# [The task]
Separate out the lines that hold "Personalization".

——————————

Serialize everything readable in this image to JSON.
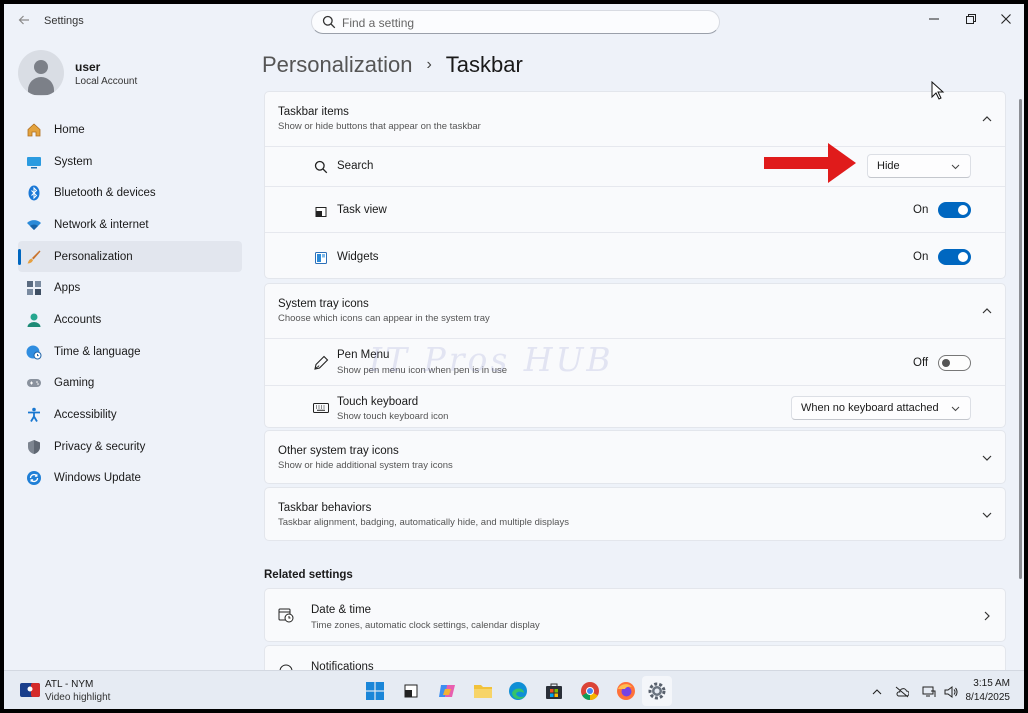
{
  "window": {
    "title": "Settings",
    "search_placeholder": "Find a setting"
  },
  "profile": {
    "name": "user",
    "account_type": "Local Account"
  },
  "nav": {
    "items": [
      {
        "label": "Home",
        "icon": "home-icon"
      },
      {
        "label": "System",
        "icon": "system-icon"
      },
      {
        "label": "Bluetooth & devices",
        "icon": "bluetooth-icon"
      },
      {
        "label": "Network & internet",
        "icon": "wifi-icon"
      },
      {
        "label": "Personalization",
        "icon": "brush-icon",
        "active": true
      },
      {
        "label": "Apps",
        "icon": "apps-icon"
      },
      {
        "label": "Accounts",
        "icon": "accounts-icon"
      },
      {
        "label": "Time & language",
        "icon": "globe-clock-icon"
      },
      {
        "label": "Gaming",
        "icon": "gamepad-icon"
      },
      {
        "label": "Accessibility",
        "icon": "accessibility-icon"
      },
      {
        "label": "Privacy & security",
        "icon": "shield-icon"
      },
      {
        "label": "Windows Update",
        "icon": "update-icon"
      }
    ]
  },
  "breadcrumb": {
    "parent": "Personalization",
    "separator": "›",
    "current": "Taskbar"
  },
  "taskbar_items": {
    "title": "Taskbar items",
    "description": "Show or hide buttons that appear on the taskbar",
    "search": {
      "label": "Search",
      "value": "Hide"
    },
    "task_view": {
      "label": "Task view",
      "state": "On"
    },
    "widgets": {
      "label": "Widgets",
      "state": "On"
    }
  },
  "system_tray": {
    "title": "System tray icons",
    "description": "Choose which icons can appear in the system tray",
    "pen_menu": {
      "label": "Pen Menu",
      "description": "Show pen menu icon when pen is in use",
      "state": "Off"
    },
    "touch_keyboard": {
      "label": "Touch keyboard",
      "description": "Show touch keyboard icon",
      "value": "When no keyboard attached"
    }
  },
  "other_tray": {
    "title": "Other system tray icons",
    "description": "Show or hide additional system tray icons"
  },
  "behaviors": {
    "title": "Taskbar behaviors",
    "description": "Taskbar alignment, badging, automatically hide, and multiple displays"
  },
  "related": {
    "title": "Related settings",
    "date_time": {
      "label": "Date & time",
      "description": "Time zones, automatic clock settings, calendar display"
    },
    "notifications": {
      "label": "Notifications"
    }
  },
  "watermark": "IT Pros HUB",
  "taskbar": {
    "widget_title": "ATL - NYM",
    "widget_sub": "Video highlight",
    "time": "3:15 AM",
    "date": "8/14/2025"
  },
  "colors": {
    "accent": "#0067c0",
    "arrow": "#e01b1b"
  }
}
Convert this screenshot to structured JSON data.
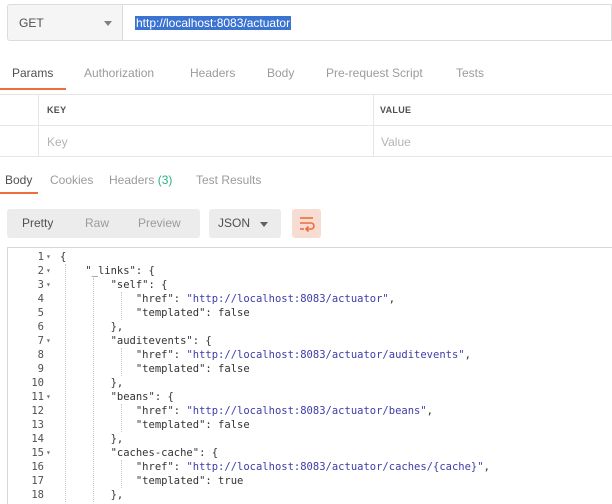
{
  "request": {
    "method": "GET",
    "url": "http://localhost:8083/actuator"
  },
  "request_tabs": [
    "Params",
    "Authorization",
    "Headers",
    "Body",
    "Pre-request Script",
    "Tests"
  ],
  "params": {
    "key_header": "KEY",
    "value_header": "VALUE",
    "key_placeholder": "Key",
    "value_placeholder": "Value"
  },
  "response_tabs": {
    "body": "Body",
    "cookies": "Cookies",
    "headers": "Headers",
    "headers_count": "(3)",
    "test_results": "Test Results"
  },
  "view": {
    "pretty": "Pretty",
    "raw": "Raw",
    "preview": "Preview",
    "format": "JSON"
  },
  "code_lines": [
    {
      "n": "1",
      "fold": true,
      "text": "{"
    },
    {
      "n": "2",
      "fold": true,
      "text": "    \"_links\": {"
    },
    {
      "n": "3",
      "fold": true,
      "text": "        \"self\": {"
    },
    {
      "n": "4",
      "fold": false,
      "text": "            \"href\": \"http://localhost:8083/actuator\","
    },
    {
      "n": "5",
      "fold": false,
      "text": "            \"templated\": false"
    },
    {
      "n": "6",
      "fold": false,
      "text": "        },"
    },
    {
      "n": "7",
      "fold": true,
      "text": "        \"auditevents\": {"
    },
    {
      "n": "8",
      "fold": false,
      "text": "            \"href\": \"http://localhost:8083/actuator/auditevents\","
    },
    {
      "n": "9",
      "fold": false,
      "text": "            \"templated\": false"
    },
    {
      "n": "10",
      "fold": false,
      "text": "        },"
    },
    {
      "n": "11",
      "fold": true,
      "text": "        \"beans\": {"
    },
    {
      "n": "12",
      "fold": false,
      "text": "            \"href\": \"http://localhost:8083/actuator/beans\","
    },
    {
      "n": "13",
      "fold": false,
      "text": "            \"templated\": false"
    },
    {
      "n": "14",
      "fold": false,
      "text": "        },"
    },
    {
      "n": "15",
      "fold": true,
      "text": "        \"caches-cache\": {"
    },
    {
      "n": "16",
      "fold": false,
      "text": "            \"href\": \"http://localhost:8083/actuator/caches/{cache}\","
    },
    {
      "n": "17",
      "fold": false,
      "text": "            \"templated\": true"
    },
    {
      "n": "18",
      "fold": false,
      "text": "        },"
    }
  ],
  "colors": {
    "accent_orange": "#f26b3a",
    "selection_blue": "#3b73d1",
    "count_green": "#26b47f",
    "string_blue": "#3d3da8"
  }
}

——————————

# [Correct response]
        "label": "Personalization",
    "parent": "Personalization",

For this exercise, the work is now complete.